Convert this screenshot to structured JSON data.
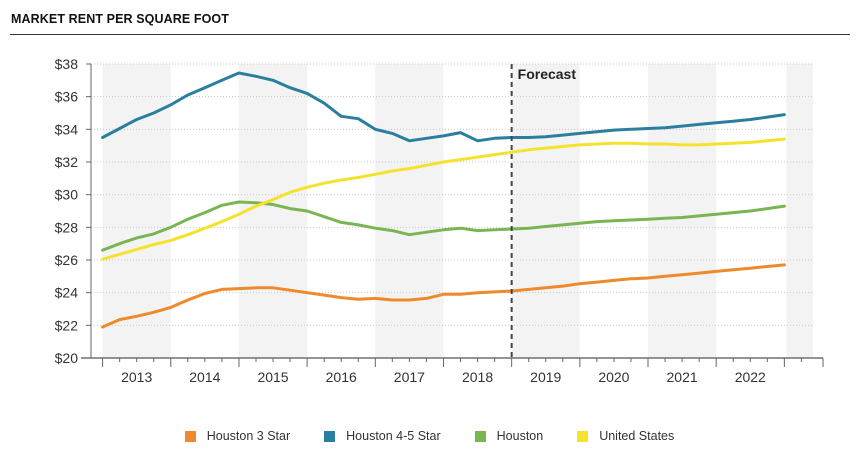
{
  "chart_data": {
    "type": "line",
    "title": "MARKET RENT PER SQUARE FOOT",
    "xlabel": "",
    "ylabel": "",
    "ylim": [
      20,
      38
    ],
    "xlim": [
      2012.33,
      2022.92
    ],
    "y_ticks": [
      "$20",
      "$22",
      "$24",
      "$26",
      "$28",
      "$30",
      "$32",
      "$34",
      "$36",
      "$38"
    ],
    "y_tick_values": [
      20,
      22,
      24,
      26,
      28,
      30,
      32,
      34,
      36,
      38
    ],
    "x_tick_labels": [
      "2013",
      "2014",
      "2015",
      "2016",
      "2017",
      "2018",
      "2019",
      "2020",
      "2021",
      "2022"
    ],
    "x_tick_values": [
      2013,
      2014,
      2015,
      2016,
      2017,
      2018,
      2019,
      2020,
      2021,
      2022
    ],
    "forecast_label": "Forecast",
    "forecast_x": 2018.5,
    "grid": true,
    "alternating_year_bands": true,
    "legend_position": "bottom",
    "x": [
      2012.5,
      2012.75,
      2013.0,
      2013.25,
      2013.5,
      2013.75,
      2014.0,
      2014.25,
      2014.5,
      2014.75,
      2015.0,
      2015.25,
      2015.5,
      2015.75,
      2016.0,
      2016.25,
      2016.5,
      2016.75,
      2017.0,
      2017.25,
      2017.5,
      2017.75,
      2018.0,
      2018.25,
      2018.5,
      2018.75,
      2019.0,
      2019.25,
      2019.5,
      2019.75,
      2020.0,
      2020.25,
      2020.5,
      2020.75,
      2021.0,
      2021.25,
      2021.5,
      2021.75,
      2022.0,
      2022.25,
      2022.5
    ],
    "series": [
      {
        "name": "Houston 3 Star",
        "color": "#ee8a2c",
        "values": [
          21.9,
          22.35,
          22.55,
          22.8,
          23.1,
          23.55,
          23.95,
          24.2,
          24.25,
          24.3,
          24.3,
          24.15,
          24.0,
          23.85,
          23.7,
          23.6,
          23.65,
          23.55,
          23.55,
          23.65,
          23.9,
          23.9,
          24.0,
          24.05,
          24.1,
          24.2,
          24.3,
          24.4,
          24.55,
          24.65,
          24.75,
          24.85,
          24.9,
          25.0,
          25.1,
          25.2,
          25.3,
          25.4,
          25.5,
          25.6,
          25.7
        ]
      },
      {
        "name": "Houston 4-5 Star",
        "color": "#2a7e9e",
        "values": [
          33.5,
          34.05,
          34.6,
          35.0,
          35.5,
          36.1,
          36.55,
          37.0,
          37.45,
          37.25,
          37.0,
          36.55,
          36.2,
          35.6,
          34.8,
          34.65,
          34.0,
          33.75,
          33.3,
          33.45,
          33.6,
          33.8,
          33.3,
          33.45,
          33.5,
          33.5,
          33.55,
          33.65,
          33.75,
          33.85,
          33.95,
          34.0,
          34.05,
          34.1,
          34.2,
          34.3,
          34.4,
          34.5,
          34.6,
          34.75,
          34.9
        ]
      },
      {
        "name": "Houston",
        "color": "#79b653",
        "values": [
          26.6,
          27.0,
          27.35,
          27.6,
          28.0,
          28.5,
          28.9,
          29.35,
          29.55,
          29.5,
          29.4,
          29.15,
          29.0,
          28.65,
          28.3,
          28.15,
          27.95,
          27.8,
          27.55,
          27.7,
          27.85,
          27.95,
          27.8,
          27.85,
          27.9,
          27.95,
          28.05,
          28.15,
          28.25,
          28.35,
          28.4,
          28.45,
          28.5,
          28.55,
          28.6,
          28.7,
          28.8,
          28.9,
          29.0,
          29.15,
          29.3
        ]
      },
      {
        "name": "United States",
        "color": "#f5e22d",
        "values": [
          26.05,
          26.35,
          26.65,
          26.95,
          27.2,
          27.55,
          27.95,
          28.35,
          28.8,
          29.3,
          29.7,
          30.15,
          30.45,
          30.7,
          30.9,
          31.05,
          31.25,
          31.45,
          31.6,
          31.8,
          32.0,
          32.15,
          32.3,
          32.45,
          32.6,
          32.75,
          32.85,
          32.95,
          33.05,
          33.1,
          33.15,
          33.15,
          33.1,
          33.1,
          33.05,
          33.05,
          33.1,
          33.15,
          33.2,
          33.3,
          33.4
        ]
      }
    ]
  }
}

■ **Problem**: Reproduce each line exactly as it appears, omitting the pictures.

■ **Task result**:
Convert this screenshot to structured JSON data.
{
  "chart_data": {
    "type": "line",
    "title": "MARKET RENT PER SQUARE FOOT",
    "xlabel": "",
    "ylabel": "",
    "ylim": [
      20,
      38
    ],
    "xlim": [
      2012.33,
      2022.92
    ],
    "y_ticks": [
      "$20",
      "$22",
      "$24",
      "$26",
      "$28",
      "$30",
      "$32",
      "$34",
      "$36",
      "$38"
    ],
    "y_tick_values": [
      20,
      22,
      24,
      26,
      28,
      30,
      32,
      34,
      36,
      38
    ],
    "x_tick_labels": [
      "2013",
      "2014",
      "2015",
      "2016",
      "2017",
      "2018",
      "2019",
      "2020",
      "2021",
      "2022"
    ],
    "x_tick_values": [
      2013,
      2014,
      2015,
      2016,
      2017,
      2018,
      2019,
      2020,
      2021,
      2022
    ],
    "forecast_label": "Forecast",
    "forecast_x": 2018.5,
    "grid": true,
    "alternating_year_bands": true,
    "legend_position": "bottom",
    "x": [
      2012.5,
      2012.75,
      2013.0,
      2013.25,
      2013.5,
      2013.75,
      2014.0,
      2014.25,
      2014.5,
      2014.75,
      2015.0,
      2015.25,
      2015.5,
      2015.75,
      2016.0,
      2016.25,
      2016.5,
      2016.75,
      2017.0,
      2017.25,
      2017.5,
      2017.75,
      2018.0,
      2018.25,
      2018.5,
      2018.75,
      2019.0,
      2019.25,
      2019.5,
      2019.75,
      2020.0,
      2020.25,
      2020.5,
      2020.75,
      2021.0,
      2021.25,
      2021.5,
      2021.75,
      2022.0,
      2022.25,
      2022.5
    ],
    "series": [
      {
        "name": "Houston 3 Star",
        "color": "#ee8a2c",
        "values": [
          21.9,
          22.35,
          22.55,
          22.8,
          23.1,
          23.55,
          23.95,
          24.2,
          24.25,
          24.3,
          24.3,
          24.15,
          24.0,
          23.85,
          23.7,
          23.6,
          23.65,
          23.55,
          23.55,
          23.65,
          23.9,
          23.9,
          24.0,
          24.05,
          24.1,
          24.2,
          24.3,
          24.4,
          24.55,
          24.65,
          24.75,
          24.85,
          24.9,
          25.0,
          25.1,
          25.2,
          25.3,
          25.4,
          25.5,
          25.6,
          25.7
        ]
      },
      {
        "name": "Houston 4-5 Star",
        "color": "#2a7e9e",
        "values": [
          33.5,
          34.05,
          34.6,
          35.0,
          35.5,
          36.1,
          36.55,
          37.0,
          37.45,
          37.25,
          37.0,
          36.55,
          36.2,
          35.6,
          34.8,
          34.65,
          34.0,
          33.75,
          33.3,
          33.45,
          33.6,
          33.8,
          33.3,
          33.45,
          33.5,
          33.5,
          33.55,
          33.65,
          33.75,
          33.85,
          33.95,
          34.0,
          34.05,
          34.1,
          34.2,
          34.3,
          34.4,
          34.5,
          34.6,
          34.75,
          34.9
        ]
      },
      {
        "name": "Houston",
        "color": "#79b653",
        "values": [
          26.6,
          27.0,
          27.35,
          27.6,
          28.0,
          28.5,
          28.9,
          29.35,
          29.55,
          29.5,
          29.4,
          29.15,
          29.0,
          28.65,
          28.3,
          28.15,
          27.95,
          27.8,
          27.55,
          27.7,
          27.85,
          27.95,
          27.8,
          27.85,
          27.9,
          27.95,
          28.05,
          28.15,
          28.25,
          28.35,
          28.4,
          28.45,
          28.5,
          28.55,
          28.6,
          28.7,
          28.8,
          28.9,
          29.0,
          29.15,
          29.3
        ]
      },
      {
        "name": "United States",
        "color": "#f5e22d",
        "values": [
          26.05,
          26.35,
          26.65,
          26.95,
          27.2,
          27.55,
          27.95,
          28.35,
          28.8,
          29.3,
          29.7,
          30.15,
          30.45,
          30.7,
          30.9,
          31.05,
          31.25,
          31.45,
          31.6,
          31.8,
          32.0,
          32.15,
          32.3,
          32.45,
          32.6,
          32.75,
          32.85,
          32.95,
          33.05,
          33.1,
          33.15,
          33.15,
          33.1,
          33.1,
          33.05,
          33.05,
          33.1,
          33.15,
          33.2,
          33.3,
          33.4
        ]
      }
    ]
  }
}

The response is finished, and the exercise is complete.